Figure dataset records
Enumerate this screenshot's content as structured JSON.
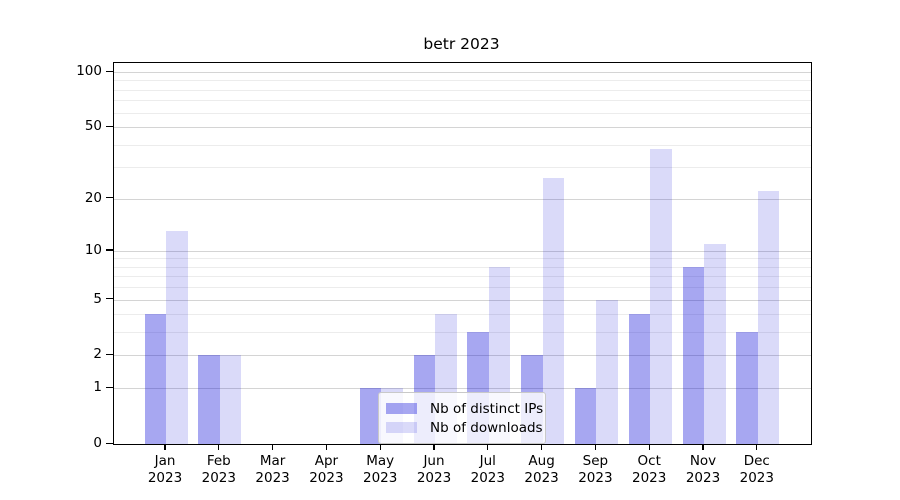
{
  "chart_data": {
    "type": "bar",
    "title": "betr 2023",
    "categories": [
      "Jan",
      "Feb",
      "Mar",
      "Apr",
      "May",
      "Jun",
      "Jul",
      "Aug",
      "Sep",
      "Oct",
      "Nov",
      "Dec"
    ],
    "year": "2023",
    "series": [
      {
        "name": "Nb of distinct IPs",
        "color": "rgba(10,10,215,0.36)",
        "values": [
          4,
          2,
          0,
          0,
          1,
          2,
          3,
          2,
          1,
          4,
          8,
          3
        ]
      },
      {
        "name": "Nb of downloads",
        "color": "rgba(10,10,215,0.15)",
        "values": [
          13,
          2,
          0,
          0,
          1,
          4,
          8,
          26,
          5,
          38,
          11,
          22
        ]
      }
    ],
    "xlabel": "",
    "ylabel": "",
    "yscale": "log1p",
    "ylim": [
      0,
      112
    ],
    "yticks": {
      "values": [
        0,
        1,
        2,
        5,
        10,
        20,
        50,
        100
      ],
      "labels": [
        "0",
        "1",
        "2",
        "5",
        "10",
        "20",
        "50",
        "100"
      ]
    },
    "minor_yticks": [
      3,
      4,
      6,
      7,
      8,
      9,
      30,
      40,
      60,
      70,
      80,
      90
    ],
    "grid": {
      "major_color": "#d4d4d4",
      "minor_color": "#ececec",
      "grid_on": true
    },
    "legend": {
      "position": "lower center",
      "frame": true
    }
  }
}
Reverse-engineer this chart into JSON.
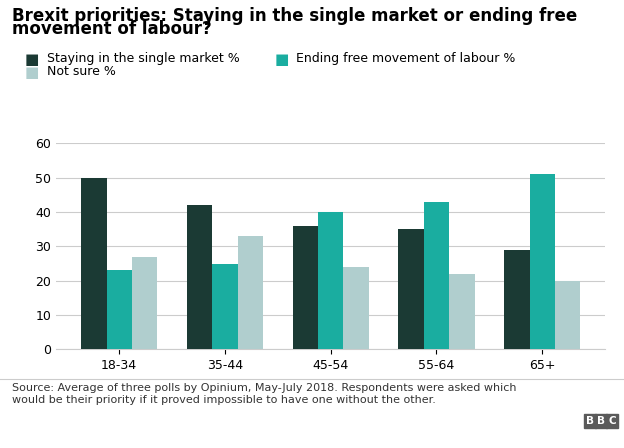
{
  "title_line1": "Brexit priorities: Staying in the single market or ending free",
  "title_line2": "movement of labour?",
  "categories": [
    "18-34",
    "35-44",
    "45-54",
    "55-64",
    "65+"
  ],
  "series": {
    "single_market": [
      50,
      42,
      36,
      35,
      29
    ],
    "free_movement": [
      23,
      25,
      40,
      43,
      51
    ],
    "not_sure": [
      27,
      33,
      24,
      22,
      20
    ]
  },
  "colors": {
    "single_market": "#1b3a34",
    "free_movement": "#1aada0",
    "not_sure": "#b0cece"
  },
  "legend_labels": [
    "Staying in the single market %",
    "Ending free movement of labour %",
    "Not sure %"
  ],
  "ylim": [
    0,
    60
  ],
  "yticks": [
    0,
    10,
    20,
    30,
    40,
    50,
    60
  ],
  "source_text": "Source: Average of three polls by Opinium, May-July 2018. Respondents were asked which\nwould be their priority if it proved impossible to have one without the other.",
  "background_color": "#ffffff",
  "title_fontsize": 12,
  "legend_fontsize": 9,
  "tick_fontsize": 9,
  "source_fontsize": 8,
  "bar_width": 0.24,
  "grid_color": "#cccccc"
}
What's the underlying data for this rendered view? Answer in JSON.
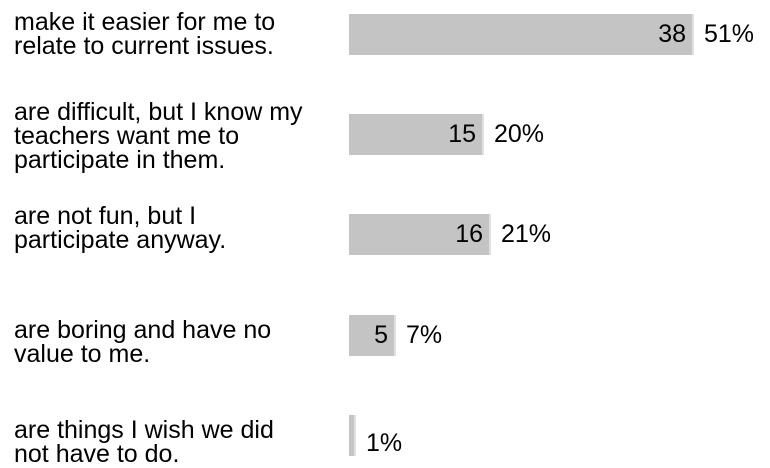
{
  "chart_data": {
    "type": "bar",
    "orientation": "horizontal",
    "categories": [
      "make it easier for me to\nrelate to current issues.",
      "are difficult, but I know my\nteachers want me to\nparticipate in them.",
      "are not fun, but I\nparticipate anyway.",
      "are boring and have no\nvalue to me.",
      "are things I wish we did\nnot have to do."
    ],
    "values": [
      38,
      15,
      16,
      5,
      1
    ],
    "value_labels": [
      "38",
      "15",
      "16",
      "5",
      ""
    ],
    "percent_labels": [
      "51%",
      "20%",
      "21%",
      "7%",
      "1%"
    ],
    "percents": [
      51,
      20,
      21,
      7,
      1
    ],
    "xlim": [
      0,
      51
    ],
    "bar_color": "#c4c4c4",
    "grid": false,
    "legend": "none"
  }
}
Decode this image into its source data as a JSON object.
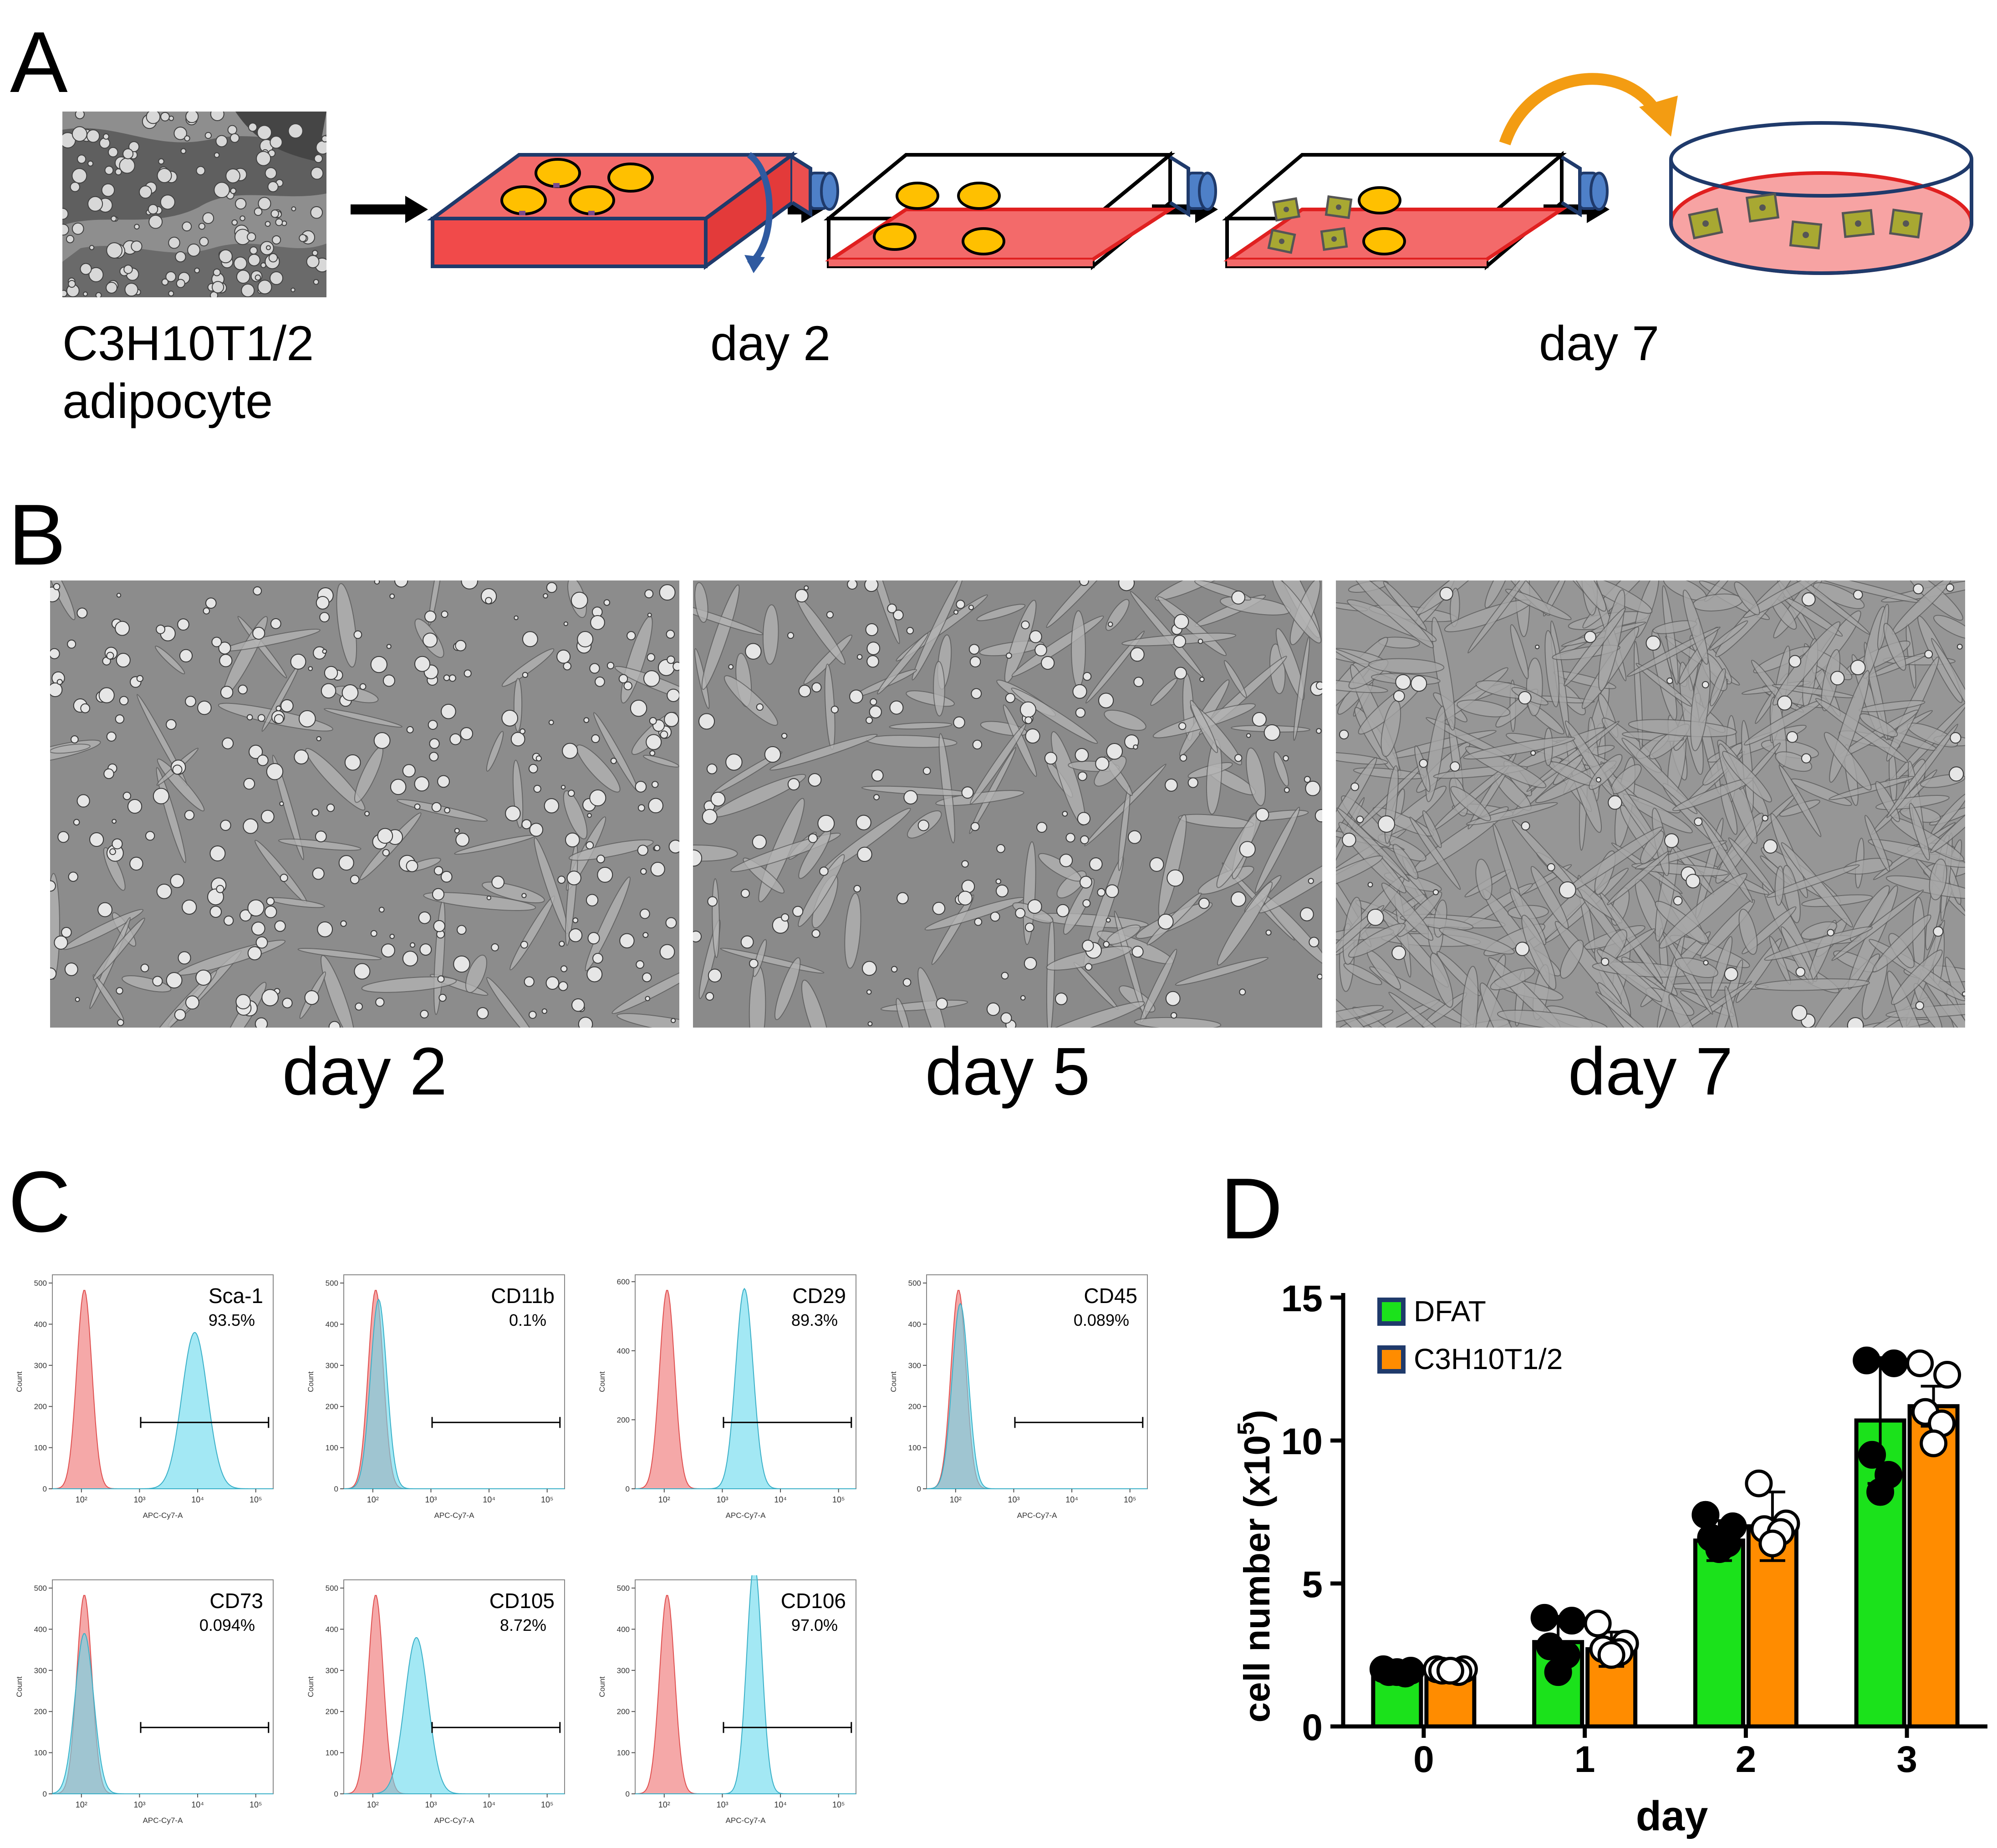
{
  "panel_a": {
    "letter": "A",
    "cell_label_line1": "C3H10T1/2",
    "cell_label_line2": "adipocyte",
    "step_labels": [
      "day 2",
      "day 7"
    ]
  },
  "panel_b": {
    "letter": "B",
    "captions": [
      "day 2",
      "day 5",
      "day 7"
    ]
  },
  "panel_c": {
    "letter": "C",
    "x_axis_label": "APC-Cy7-A",
    "y_axis_label": "Count",
    "x_ticks": [
      "10²",
      "10³",
      "10⁴",
      "10⁵"
    ],
    "colors": {
      "control": "#f28b8b",
      "stained": "#66d8ec",
      "overlap": "#b08c94"
    },
    "histograms": [
      {
        "marker": "Sca-1",
        "percent": "93.5%",
        "y_ticks": [
          "0",
          "100",
          "200",
          "300",
          "400",
          "500"
        ],
        "ymax": 520,
        "stained_peak_log": 3.95,
        "stained_sd": 0.22,
        "stained_height": 380
      },
      {
        "marker": "CD11b",
        "percent": "0.1%",
        "y_ticks": [
          "0",
          "100",
          "200",
          "300",
          "400",
          "500"
        ],
        "ymax": 520,
        "stained_peak_log": 2.1,
        "stained_sd": 0.14,
        "stained_height": 460
      },
      {
        "marker": "CD29",
        "percent": "89.3%",
        "y_ticks": [
          "0",
          "200",
          "400",
          "600"
        ],
        "ymax": 620,
        "stained_peak_log": 3.38,
        "stained_sd": 0.15,
        "stained_height": 580
      },
      {
        "marker": "CD45",
        "percent": "0.089%",
        "y_ticks": [
          "0",
          "100",
          "200",
          "300",
          "400",
          "500"
        ],
        "ymax": 520,
        "stained_peak_log": 2.08,
        "stained_sd": 0.14,
        "stained_height": 450
      },
      {
        "marker": "CD73",
        "percent": "0.094%",
        "y_ticks": [
          "0",
          "100",
          "200",
          "300",
          "400",
          "500"
        ],
        "ymax": 520,
        "stained_peak_log": 2.05,
        "stained_sd": 0.16,
        "stained_height": 390
      },
      {
        "marker": "CD105",
        "percent": "8.72%",
        "y_ticks": [
          "0",
          "100",
          "200",
          "300",
          "400",
          "500"
        ],
        "ymax": 520,
        "stained_peak_log": 2.75,
        "stained_sd": 0.2,
        "stained_height": 380
      },
      {
        "marker": "CD106",
        "percent": "97.0%",
        "y_ticks": [
          "0",
          "100",
          "200",
          "300",
          "400",
          "500"
        ],
        "ymax": 520,
        "stained_peak_log": 3.55,
        "stained_sd": 0.13,
        "stained_height": 560
      }
    ]
  },
  "chart_data": {
    "panel_letter": "D",
    "type": "bar",
    "xlabel": "day",
    "ylabel": "cell number (x10⁵)",
    "ylabel_main": "cell number (x10",
    "ylabel_exp": "5",
    "ylabel_close": ")",
    "categories": [
      "0",
      "1",
      "2",
      "3"
    ],
    "ylim": [
      0,
      15
    ],
    "y_ticks": [
      "0",
      "5",
      "10",
      "15"
    ],
    "legend_position": "top-left",
    "series": [
      {
        "name": "DFAT",
        "color": "#1be21b",
        "values": [
          1.9,
          2.95,
          6.5,
          10.7
        ],
        "errors": [
          0.1,
          0.9,
          0.7,
          2.2
        ],
        "points": [
          [
            2.0,
            1.95,
            1.9,
            1.85,
            1.9
          ],
          [
            3.8,
            3.7,
            2.8,
            2.5,
            1.9
          ],
          [
            7.4,
            7.0,
            6.6,
            6.4,
            6.2
          ],
          [
            12.8,
            12.7,
            9.5,
            8.8,
            8.2
          ]
        ]
      },
      {
        "name": "C3H10T1/2",
        "color": "#ff8c00",
        "values": [
          1.95,
          2.7,
          7.0,
          11.2
        ],
        "errors": [
          0.1,
          0.6,
          1.2,
          0.7
        ],
        "points": [
          [
            2.0,
            2.0,
            1.95,
            1.9,
            1.95
          ],
          [
            3.6,
            2.9,
            2.7,
            2.6,
            2.5
          ],
          [
            8.5,
            7.1,
            6.9,
            6.8,
            6.4
          ],
          [
            12.7,
            12.3,
            11.0,
            10.6,
            9.9
          ]
        ]
      }
    ]
  }
}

▶ _EXERCISE GOAL_
Copy out the entries verbatim and leave the images out.

▶ _RESULT OF THIS EXERCISE_
Enumerate this screenshot's content as structured JSON.
{
  "chart_data": {
    "type": "bar",
    "title": "betr 2023",
    "categories": [
      "Jan",
      "Feb",
      "Mar",
      "Apr",
      "May",
      "Jun",
      "Jul",
      "Aug",
      "Sep",
      "Oct",
      "Nov",
      "Dec"
    ],
    "year": "2023",
    "series": [
      {
        "name": "Nb of distinct IPs",
        "color": "rgba(10,10,215,0.36)",
        "values": [
          4,
          2,
          0,
          0,
          1,
          2,
          3,
          2,
          1,
          4,
          8,
          3
        ]
      },
      {
        "name": "Nb of downloads",
        "color": "rgba(10,10,215,0.15)",
        "values": [
          13,
          2,
          0,
          0,
          1,
          4,
          8,
          26,
          5,
          38,
          11,
          22
        ]
      }
    ],
    "xlabel": "",
    "ylabel": "",
    "yscale": "log1p",
    "ylim": [
      0,
      112
    ],
    "yticks": {
      "values": [
        0,
        1,
        2,
        5,
        10,
        20,
        50,
        100
      ],
      "labels": [
        "0",
        "1",
        "2",
        "5",
        "10",
        "20",
        "50",
        "100"
      ]
    },
    "minor_yticks": [
      3,
      4,
      6,
      7,
      8,
      9,
      30,
      40,
      60,
      70,
      80,
      90
    ],
    "grid": {
      "major_color": "#d4d4d4",
      "minor_color": "#ececec",
      "grid_on": true
    },
    "legend": {
      "position": "lower center",
      "frame": true
    }
  }
}
Reverse-engineer this chart into JSON.
{
  "title_line1": "Brexit priorities: Staying in the single market or ending free",
  "title_line2": "movement of labour?",
  "categories": [
    "18-34",
    "35-44",
    "45-54",
    "55-64",
    "65+"
  ],
  "series": {
    "single_market": [
      50,
      42,
      36,
      35,
      29
    ],
    "free_movement": [
      23,
      25,
      40,
      43,
      51
    ],
    "not_sure": [
      27,
      33,
      24,
      22,
      20
    ]
  },
  "colors": {
    "single_market": "#1b3a34",
    "free_movement": "#1aada0",
    "not_sure": "#b0cece"
  },
  "legend_labels": [
    "Staying in the single market %",
    "Ending free movement of labour %",
    "Not sure %"
  ],
  "ylim": [
    0,
    60
  ],
  "yticks": [
    0,
    10,
    20,
    30,
    40,
    50,
    60
  ],
  "source_text": "Source: Average of three polls by Opinium, May-July 2018. Respondents were asked which\nwould be their priority if it proved impossible to have one without the other.",
  "background_color": "#ffffff",
  "title_fontsize": 12,
  "legend_fontsize": 9,
  "tick_fontsize": 9,
  "source_fontsize": 8,
  "bar_width": 0.24,
  "grid_color": "#cccccc"
}
What's the underlying data for this rendered view? Answer in JSON.
{
  "chart_data": {
    "type": "bar",
    "orientation": "horizontal",
    "categories": [
      "make it easier for me to\nrelate to current issues.",
      "are difficult, but I know my\nteachers want me to\nparticipate in them.",
      "are not fun, but I\nparticipate anyway.",
      "are boring and have no\nvalue to me.",
      "are things I wish we did\nnot have to do."
    ],
    "values": [
      38,
      15,
      16,
      5,
      1
    ],
    "value_labels": [
      "38",
      "15",
      "16",
      "5",
      ""
    ],
    "percent_labels": [
      "51%",
      "20%",
      "21%",
      "7%",
      "1%"
    ],
    "percents": [
      51,
      20,
      21,
      7,
      1
    ],
    "xlim": [
      0,
      51
    ],
    "bar_color": "#c4c4c4",
    "grid": false,
    "legend": "none"
  }
}
Decode this image into its source data as a JSON object.
{
  "panel_a": {
    "letter": "A",
    "cell_label_line1": "C3H10T1/2",
    "cell_label_line2": "adipocyte",
    "step_labels": [
      "day 2",
      "day 7"
    ]
  },
  "panel_b": {
    "letter": "B",
    "captions": [
      "day 2",
      "day 5",
      "day 7"
    ]
  },
  "panel_c": {
    "letter": "C",
    "x_axis_label": "APC-Cy7-A",
    "y_axis_label": "Count",
    "x_ticks": [
      "10²",
      "10³",
      "10⁴",
      "10⁵"
    ],
    "colors": {
      "control": "#f28b8b",
      "stained": "#66d8ec",
      "overlap": "#b08c94"
    },
    "histograms": [
      {
        "marker": "Sca-1",
        "percent": "93.5%",
        "y_ticks": [
          "0",
          "100",
          "200",
          "300",
          "400",
          "500"
        ],
        "ymax": 520,
        "stained_peak_log": 3.95,
        "stained_sd": 0.22,
        "stained_height": 380
      },
      {
        "marker": "CD11b",
        "percent": "0.1%",
        "y_ticks": [
          "0",
          "100",
          "200",
          "300",
          "400",
          "500"
        ],
        "ymax": 520,
        "stained_peak_log": 2.1,
        "stained_sd": 0.14,
        "stained_height": 460
      },
      {
        "marker": "CD29",
        "percent": "89.3%",
        "y_ticks": [
          "0",
          "200",
          "400",
          "600"
        ],
        "ymax": 620,
        "stained_peak_log": 3.38,
        "stained_sd": 0.15,
        "stained_height": 580
      },
      {
        "marker": "CD45",
        "percent": "0.089%",
        "y_ticks": [
          "0",
          "100",
          "200",
          "300",
          "400",
          "500"
        ],
        "ymax": 520,
        "stained_peak_log": 2.08,
        "stained_sd": 0.14,
        "stained_height": 450
      },
      {
        "marker": "CD73",
        "percent": "0.094%",
        "y_ticks": [
          "0",
          "100",
          "200",
          "300",
          "400",
          "500"
        ],
        "ymax": 520,
        "stained_peak_log": 2.05,
        "stained_sd": 0.16,
        "stained_height": 390
      },
      {
        "marker": "CD105",
        "percent": "8.72%",
        "y_ticks": [
          "0",
          "100",
          "200",
          "300",
          "400",
          "500"
        ],
        "ymax": 520,
        "stained_peak_log": 2.75,
        "stained_sd": 0.2,
        "stained_height": 380
      },
      {
        "marker": "CD106",
        "percent": "97.0%",
        "y_ticks": [
          "0",
          "100",
          "200",
          "300",
          "400",
          "500"
        ],
        "ymax": 520,
        "stained_peak_log": 3.55,
        "stained_sd": 0.13,
        "stained_height": 560
      }
    ]
  },
  "chart_data": {
    "panel_letter": "D",
    "type": "bar",
    "xlabel": "day",
    "ylabel": "cell number (x10⁵)",
    "ylabel_main": "cell number (x10",
    "ylabel_exp": "5",
    "ylabel_close": ")",
    "categories": [
      "0",
      "1",
      "2",
      "3"
    ],
    "ylim": [
      0,
      15
    ],
    "y_ticks": [
      "0",
      "5",
      "10",
      "15"
    ],
    "legend_position": "top-left",
    "series": [
      {
        "name": "DFAT",
        "color": "#1be21b",
        "values": [
          1.9,
          2.95,
          6.5,
          10.7
        ],
        "errors": [
          0.1,
          0.9,
          0.7,
          2.2
        ],
        "points": [
          [
            2.0,
            1.95,
            1.9,
            1.85,
            1.9
          ],
          [
            3.8,
            3.7,
            2.8,
            2.5,
            1.9
          ],
          [
            7.4,
            7.0,
            6.6,
            6.4,
            6.2
          ],
          [
            12.8,
            12.7,
            9.5,
            8.8,
            8.2
          ]
        ]
      },
      {
        "name": "C3H10T1/2",
        "color": "#ff8c00",
        "values": [
          1.95,
          2.7,
          7.0,
          11.2
        ],
        "errors": [
          0.1,
          0.6,
          1.2,
          0.7
        ],
        "points": [
          [
            2.0,
            2.0,
            1.95,
            1.9,
            1.95
          ],
          [
            3.6,
            2.9,
            2.7,
            2.6,
            2.5
          ],
          [
            8.5,
            7.1,
            6.9,
            6.8,
            6.4
          ],
          [
            12.7,
            12.3,
            11.0,
            10.6,
            9.9
          ]
        ]
      }
    ]
  }
}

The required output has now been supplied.